[Supplied passage]
Quality Comments

The Quality Comments feature allows clients to programmatically retrieve the most meaningful, engaging, and high-signal comments from one or multiple comment boards. This helps highlight the best fan comments, reduce noise, and power experiences such as Top Comments or Highlights. This capability is powered by comment quality signals.


Key Capabilities


Comment Quality Rules

  1. Each application can define its own criteria for quality comments using the CommentQualityRules configuration model.
  2. These rules determine how the system identifies high quality comments.
  3. Common signals used in the rules include:
    1. AI moderation signals
      1. Sentiment analysis (positive, neutral, negative) - Calculated as a score ranging from -1 to 1, -1 being the most negative and 1 being the most positive.
      2. Toxicity analysis (high, medium, low) - Calculated as a score ranging from 0 to 1, 0 being the least toxic and 1 being the most toxic.
    2. Content Signals
      1. Minimum character count - Whitespaces excluded from this count
      2. Allowed or disallowed characters
      3. Emoji to text ratio
  4. These signals help distinguish meaningful fan participation from spam, noise or low-effort messages.

System Tags Comments as High Quality

  1. Based on the configured rules, the system assigns a quality flag to each comment. is_high_quality = true | false
  2. This flag is returned in the Comment List API allowing clients to filter comments that meet the quality criteria.
[/Supplied passage]
Assignment 1
Say whether each statement agrees with the Quality Comments page. Answer yes or no for each, and quote the deciding words of the page. (a) The toxicity score runs from 0 to 1, with 1 being the most toxic. (b) Whitespaces count toward the minimum character count. (c) The quality flag is returned in the Comment List API.
Assignment 2
Retype the part of the Quality Comments page starting at "2. Toxicity analysis" and ending at "or low-effort messages.".
[Information provided]
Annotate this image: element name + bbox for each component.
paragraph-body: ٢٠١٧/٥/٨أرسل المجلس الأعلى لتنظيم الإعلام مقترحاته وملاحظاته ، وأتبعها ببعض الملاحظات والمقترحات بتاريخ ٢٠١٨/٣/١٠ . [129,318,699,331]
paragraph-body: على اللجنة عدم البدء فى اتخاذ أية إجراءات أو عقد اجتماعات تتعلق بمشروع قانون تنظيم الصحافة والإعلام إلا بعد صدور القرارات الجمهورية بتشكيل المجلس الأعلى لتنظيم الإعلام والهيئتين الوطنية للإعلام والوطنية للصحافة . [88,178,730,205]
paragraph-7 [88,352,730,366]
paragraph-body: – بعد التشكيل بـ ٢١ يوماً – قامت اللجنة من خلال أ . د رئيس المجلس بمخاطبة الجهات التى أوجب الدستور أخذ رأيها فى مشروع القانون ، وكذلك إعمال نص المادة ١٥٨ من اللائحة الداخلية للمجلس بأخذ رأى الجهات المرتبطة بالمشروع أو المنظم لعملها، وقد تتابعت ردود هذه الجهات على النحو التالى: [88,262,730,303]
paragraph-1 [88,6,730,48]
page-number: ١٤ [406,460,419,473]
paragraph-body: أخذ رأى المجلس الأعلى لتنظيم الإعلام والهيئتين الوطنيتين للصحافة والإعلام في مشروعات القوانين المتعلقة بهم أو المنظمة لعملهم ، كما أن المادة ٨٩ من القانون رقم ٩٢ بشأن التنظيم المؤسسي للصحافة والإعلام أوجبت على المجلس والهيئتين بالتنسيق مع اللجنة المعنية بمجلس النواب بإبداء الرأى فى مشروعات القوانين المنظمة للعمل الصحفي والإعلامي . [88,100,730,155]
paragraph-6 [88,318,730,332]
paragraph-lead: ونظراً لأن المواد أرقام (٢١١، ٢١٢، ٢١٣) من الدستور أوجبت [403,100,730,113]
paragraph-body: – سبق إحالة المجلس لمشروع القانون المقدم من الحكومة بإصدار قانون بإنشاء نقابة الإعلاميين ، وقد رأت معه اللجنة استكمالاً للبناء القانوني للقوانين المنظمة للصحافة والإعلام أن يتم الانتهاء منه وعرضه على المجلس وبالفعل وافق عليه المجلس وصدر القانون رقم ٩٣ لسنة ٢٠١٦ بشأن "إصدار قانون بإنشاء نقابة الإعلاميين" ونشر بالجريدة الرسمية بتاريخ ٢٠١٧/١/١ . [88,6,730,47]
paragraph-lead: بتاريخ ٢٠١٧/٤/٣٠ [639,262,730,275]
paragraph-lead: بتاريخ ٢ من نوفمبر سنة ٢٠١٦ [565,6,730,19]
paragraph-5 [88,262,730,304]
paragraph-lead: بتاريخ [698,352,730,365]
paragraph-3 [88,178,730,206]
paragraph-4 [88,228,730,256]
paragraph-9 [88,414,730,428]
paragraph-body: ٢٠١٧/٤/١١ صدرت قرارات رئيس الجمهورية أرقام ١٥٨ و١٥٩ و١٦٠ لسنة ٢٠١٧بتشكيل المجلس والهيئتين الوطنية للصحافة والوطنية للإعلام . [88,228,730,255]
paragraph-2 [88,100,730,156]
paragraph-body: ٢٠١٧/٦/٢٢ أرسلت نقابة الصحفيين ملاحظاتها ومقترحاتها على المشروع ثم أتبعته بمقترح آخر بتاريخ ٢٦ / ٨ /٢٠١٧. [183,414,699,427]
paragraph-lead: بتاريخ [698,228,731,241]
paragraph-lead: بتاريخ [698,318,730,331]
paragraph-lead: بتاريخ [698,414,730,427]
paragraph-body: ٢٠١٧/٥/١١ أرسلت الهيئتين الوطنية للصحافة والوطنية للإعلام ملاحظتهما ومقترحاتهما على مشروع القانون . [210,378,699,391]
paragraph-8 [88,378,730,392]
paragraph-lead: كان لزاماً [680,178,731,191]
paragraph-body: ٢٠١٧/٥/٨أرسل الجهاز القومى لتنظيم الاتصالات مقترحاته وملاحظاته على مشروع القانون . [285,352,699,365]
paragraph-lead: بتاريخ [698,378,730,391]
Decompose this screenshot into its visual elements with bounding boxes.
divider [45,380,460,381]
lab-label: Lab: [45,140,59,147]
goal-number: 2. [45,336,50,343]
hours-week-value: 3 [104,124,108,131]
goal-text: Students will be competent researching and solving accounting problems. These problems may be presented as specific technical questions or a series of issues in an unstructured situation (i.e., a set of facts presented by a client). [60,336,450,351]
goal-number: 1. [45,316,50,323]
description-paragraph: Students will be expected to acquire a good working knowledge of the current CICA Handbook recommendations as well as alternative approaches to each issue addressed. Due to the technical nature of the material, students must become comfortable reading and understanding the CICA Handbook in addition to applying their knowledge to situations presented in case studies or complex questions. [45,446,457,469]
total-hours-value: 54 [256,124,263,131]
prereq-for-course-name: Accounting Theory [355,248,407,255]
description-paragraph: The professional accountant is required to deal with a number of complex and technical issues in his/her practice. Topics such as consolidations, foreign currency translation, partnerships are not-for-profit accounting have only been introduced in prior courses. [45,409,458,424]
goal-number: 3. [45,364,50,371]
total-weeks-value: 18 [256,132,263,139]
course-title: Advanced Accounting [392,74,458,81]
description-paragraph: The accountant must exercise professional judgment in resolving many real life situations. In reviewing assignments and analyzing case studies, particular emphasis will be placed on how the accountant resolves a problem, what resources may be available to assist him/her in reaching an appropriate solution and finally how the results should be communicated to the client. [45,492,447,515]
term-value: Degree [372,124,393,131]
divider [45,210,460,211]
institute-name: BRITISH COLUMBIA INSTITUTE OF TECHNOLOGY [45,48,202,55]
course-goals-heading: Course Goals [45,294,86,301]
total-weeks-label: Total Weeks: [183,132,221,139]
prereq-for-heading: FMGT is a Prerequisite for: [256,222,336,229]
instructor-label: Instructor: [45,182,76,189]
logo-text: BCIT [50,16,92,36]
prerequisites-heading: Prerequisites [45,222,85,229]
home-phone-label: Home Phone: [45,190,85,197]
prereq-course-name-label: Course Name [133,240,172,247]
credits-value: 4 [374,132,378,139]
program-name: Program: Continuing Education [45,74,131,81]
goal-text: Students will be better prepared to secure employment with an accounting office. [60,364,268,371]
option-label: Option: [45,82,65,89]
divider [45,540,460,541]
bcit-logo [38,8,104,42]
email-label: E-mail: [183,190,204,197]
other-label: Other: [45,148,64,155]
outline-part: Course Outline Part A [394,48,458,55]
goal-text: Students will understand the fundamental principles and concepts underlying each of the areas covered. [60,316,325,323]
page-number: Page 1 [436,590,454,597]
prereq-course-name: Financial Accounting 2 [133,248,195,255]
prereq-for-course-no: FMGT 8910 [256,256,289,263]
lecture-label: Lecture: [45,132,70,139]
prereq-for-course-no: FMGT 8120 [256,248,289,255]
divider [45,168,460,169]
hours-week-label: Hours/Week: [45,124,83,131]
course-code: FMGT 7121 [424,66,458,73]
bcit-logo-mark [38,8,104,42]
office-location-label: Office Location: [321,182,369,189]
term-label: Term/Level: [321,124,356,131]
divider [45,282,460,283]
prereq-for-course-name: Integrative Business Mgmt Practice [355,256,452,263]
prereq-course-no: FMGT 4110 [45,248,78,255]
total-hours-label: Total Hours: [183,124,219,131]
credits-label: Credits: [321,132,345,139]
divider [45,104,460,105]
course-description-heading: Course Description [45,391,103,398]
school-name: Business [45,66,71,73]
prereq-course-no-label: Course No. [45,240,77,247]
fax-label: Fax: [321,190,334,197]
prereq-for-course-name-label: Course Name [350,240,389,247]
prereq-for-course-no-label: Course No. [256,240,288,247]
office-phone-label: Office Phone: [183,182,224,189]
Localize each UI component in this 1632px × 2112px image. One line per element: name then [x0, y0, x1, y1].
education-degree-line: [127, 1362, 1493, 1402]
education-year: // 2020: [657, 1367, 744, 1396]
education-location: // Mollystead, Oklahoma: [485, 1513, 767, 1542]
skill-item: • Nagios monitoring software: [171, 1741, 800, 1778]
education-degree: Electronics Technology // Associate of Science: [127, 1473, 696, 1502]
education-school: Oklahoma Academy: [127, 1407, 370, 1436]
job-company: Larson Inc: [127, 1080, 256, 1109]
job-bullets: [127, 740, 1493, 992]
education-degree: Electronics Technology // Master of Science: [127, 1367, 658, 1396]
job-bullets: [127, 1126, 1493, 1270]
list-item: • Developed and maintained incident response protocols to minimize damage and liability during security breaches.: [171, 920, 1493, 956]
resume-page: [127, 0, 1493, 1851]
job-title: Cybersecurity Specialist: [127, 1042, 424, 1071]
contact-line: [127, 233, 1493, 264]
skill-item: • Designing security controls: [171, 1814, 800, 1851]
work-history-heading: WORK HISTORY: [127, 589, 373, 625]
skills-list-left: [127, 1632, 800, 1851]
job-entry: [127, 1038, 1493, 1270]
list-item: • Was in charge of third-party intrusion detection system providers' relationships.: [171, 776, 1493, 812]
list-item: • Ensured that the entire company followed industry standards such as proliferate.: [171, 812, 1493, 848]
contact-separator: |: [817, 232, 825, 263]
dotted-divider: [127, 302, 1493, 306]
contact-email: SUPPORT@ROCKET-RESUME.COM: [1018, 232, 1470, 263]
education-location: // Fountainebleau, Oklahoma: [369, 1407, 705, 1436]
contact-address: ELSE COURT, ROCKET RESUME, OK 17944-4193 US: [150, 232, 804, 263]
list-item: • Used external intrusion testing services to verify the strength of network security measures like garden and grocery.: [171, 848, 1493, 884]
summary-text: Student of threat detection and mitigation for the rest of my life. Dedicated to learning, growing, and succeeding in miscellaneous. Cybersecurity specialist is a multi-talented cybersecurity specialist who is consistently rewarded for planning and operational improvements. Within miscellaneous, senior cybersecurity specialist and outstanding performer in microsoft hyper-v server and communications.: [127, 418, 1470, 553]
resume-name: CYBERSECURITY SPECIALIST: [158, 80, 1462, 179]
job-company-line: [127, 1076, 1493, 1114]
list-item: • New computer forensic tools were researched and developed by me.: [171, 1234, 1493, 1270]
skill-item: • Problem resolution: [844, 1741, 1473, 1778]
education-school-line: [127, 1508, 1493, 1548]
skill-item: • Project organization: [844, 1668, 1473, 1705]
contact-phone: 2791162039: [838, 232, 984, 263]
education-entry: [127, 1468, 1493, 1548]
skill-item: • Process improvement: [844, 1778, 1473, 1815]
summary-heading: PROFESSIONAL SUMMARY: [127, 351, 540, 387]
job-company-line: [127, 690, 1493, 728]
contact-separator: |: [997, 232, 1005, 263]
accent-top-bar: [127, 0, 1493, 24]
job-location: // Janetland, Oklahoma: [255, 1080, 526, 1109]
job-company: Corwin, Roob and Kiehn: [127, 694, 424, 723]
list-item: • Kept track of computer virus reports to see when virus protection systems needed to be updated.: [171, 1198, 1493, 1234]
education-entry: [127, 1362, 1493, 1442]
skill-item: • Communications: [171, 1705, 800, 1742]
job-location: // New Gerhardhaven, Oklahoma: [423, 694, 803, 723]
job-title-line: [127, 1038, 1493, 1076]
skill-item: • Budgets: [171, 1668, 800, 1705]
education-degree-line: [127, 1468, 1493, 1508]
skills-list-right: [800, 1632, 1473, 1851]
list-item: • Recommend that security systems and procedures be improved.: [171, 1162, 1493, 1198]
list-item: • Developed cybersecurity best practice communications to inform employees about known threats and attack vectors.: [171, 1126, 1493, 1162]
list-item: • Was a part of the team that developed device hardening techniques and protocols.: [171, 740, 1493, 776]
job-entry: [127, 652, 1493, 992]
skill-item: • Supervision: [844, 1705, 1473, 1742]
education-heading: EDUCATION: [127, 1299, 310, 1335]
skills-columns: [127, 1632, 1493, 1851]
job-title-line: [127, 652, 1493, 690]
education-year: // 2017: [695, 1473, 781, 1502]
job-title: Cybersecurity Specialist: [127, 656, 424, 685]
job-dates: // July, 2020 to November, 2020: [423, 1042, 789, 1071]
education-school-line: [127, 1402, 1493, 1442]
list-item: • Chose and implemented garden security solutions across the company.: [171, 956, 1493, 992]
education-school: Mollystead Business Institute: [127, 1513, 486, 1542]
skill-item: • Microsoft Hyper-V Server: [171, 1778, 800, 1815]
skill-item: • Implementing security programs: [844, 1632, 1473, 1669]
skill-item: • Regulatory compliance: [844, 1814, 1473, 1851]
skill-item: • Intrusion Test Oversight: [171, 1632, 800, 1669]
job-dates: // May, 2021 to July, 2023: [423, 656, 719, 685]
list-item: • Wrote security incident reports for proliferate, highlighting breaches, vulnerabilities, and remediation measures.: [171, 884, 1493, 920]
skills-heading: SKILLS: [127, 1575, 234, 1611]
[/Information provided]
Exercise answer 1
(a) Yes: "Calculated as a score ranging from 0 to 1, 0 being the least toxic and 1 being the most toxic."
(b) No: "Whitespaces excluded from this count"
(c) Yes: "This flag is returned in the Comment List API"

Exercise answer 2
2. Toxicity analysis (high, medium, low) - Calculated as a score ranging from 0 to 1, 0 being the least toxic and 1 being the most toxic.
    2. Content Signals
      1. Minimum character count - Whitespaces excluded from this count
      2. Allowed or disallowed characters
      3. Emoji to text ratio
  4. These signals help distinguish meaningful fan participation from spam, noise or low-effort messages.